:: RECORDS PROVIDED ::

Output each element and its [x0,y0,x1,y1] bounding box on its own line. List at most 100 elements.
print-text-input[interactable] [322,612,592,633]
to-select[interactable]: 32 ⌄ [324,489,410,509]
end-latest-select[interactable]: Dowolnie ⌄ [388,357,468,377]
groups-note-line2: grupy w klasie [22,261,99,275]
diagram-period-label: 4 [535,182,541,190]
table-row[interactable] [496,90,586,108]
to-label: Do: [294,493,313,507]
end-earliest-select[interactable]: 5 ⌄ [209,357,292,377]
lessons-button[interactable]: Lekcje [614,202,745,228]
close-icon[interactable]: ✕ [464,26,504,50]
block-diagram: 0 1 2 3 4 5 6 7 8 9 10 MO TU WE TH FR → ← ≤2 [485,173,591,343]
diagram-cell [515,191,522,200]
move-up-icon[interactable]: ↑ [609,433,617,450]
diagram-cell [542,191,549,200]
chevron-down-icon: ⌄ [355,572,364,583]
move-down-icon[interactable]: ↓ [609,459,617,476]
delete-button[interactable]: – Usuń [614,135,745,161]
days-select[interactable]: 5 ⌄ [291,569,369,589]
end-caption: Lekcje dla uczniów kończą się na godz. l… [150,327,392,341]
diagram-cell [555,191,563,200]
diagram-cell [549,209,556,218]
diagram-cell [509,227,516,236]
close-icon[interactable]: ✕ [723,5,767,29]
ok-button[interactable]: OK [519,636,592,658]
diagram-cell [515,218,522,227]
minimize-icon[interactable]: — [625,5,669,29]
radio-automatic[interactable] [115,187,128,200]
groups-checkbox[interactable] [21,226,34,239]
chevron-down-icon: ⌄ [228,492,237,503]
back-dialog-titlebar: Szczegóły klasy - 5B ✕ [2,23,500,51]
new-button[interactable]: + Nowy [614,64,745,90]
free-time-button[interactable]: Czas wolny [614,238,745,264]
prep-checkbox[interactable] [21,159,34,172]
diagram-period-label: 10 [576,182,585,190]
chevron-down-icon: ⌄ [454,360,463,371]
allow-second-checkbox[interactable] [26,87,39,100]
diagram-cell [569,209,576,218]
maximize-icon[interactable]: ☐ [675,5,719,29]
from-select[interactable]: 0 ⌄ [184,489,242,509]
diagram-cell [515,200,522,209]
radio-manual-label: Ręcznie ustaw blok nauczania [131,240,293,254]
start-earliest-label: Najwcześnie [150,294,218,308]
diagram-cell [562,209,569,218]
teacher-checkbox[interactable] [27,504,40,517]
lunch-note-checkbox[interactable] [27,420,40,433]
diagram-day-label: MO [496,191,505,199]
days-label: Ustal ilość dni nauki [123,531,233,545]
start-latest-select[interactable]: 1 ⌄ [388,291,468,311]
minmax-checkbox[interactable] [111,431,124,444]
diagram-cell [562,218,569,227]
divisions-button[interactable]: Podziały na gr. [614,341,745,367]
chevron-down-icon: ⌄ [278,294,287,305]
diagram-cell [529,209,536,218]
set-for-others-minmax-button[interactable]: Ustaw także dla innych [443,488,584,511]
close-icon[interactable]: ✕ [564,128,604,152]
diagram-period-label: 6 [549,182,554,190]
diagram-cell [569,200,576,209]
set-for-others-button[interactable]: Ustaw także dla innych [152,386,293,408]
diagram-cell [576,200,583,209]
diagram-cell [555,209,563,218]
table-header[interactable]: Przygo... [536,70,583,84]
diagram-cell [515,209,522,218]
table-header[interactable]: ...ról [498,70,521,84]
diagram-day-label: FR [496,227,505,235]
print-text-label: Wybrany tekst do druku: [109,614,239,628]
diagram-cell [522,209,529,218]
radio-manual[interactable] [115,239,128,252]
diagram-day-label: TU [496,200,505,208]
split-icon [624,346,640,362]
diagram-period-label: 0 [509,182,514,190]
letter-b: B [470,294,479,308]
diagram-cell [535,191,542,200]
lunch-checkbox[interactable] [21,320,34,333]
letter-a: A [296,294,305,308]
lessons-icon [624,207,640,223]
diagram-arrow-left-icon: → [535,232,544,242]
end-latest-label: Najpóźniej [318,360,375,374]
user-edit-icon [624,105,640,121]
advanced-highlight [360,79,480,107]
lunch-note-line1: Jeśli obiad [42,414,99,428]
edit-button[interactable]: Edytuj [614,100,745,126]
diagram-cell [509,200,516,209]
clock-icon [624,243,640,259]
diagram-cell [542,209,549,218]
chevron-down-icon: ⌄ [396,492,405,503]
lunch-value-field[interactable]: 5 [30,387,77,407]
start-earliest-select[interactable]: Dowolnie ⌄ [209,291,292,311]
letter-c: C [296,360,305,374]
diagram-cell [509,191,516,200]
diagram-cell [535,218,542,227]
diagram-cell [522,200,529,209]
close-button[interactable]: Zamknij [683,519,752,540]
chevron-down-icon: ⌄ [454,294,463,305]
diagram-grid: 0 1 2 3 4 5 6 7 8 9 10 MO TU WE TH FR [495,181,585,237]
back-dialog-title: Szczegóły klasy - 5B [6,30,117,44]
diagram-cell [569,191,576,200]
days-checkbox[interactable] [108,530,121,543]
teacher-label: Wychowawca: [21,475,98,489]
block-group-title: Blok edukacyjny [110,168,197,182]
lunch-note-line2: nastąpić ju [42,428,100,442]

:::

INSTRUCTIONS FOR THE TASK
From the items above, select every line that contains the string "radio" and copy those lines.

ANSWER IN FULL
radio-automatic[interactable] [115,187,128,200]
radio-manual-label: Ręcznie ustaw blok nauczania [131,240,293,254]
radio-manual[interactable] [115,239,128,252]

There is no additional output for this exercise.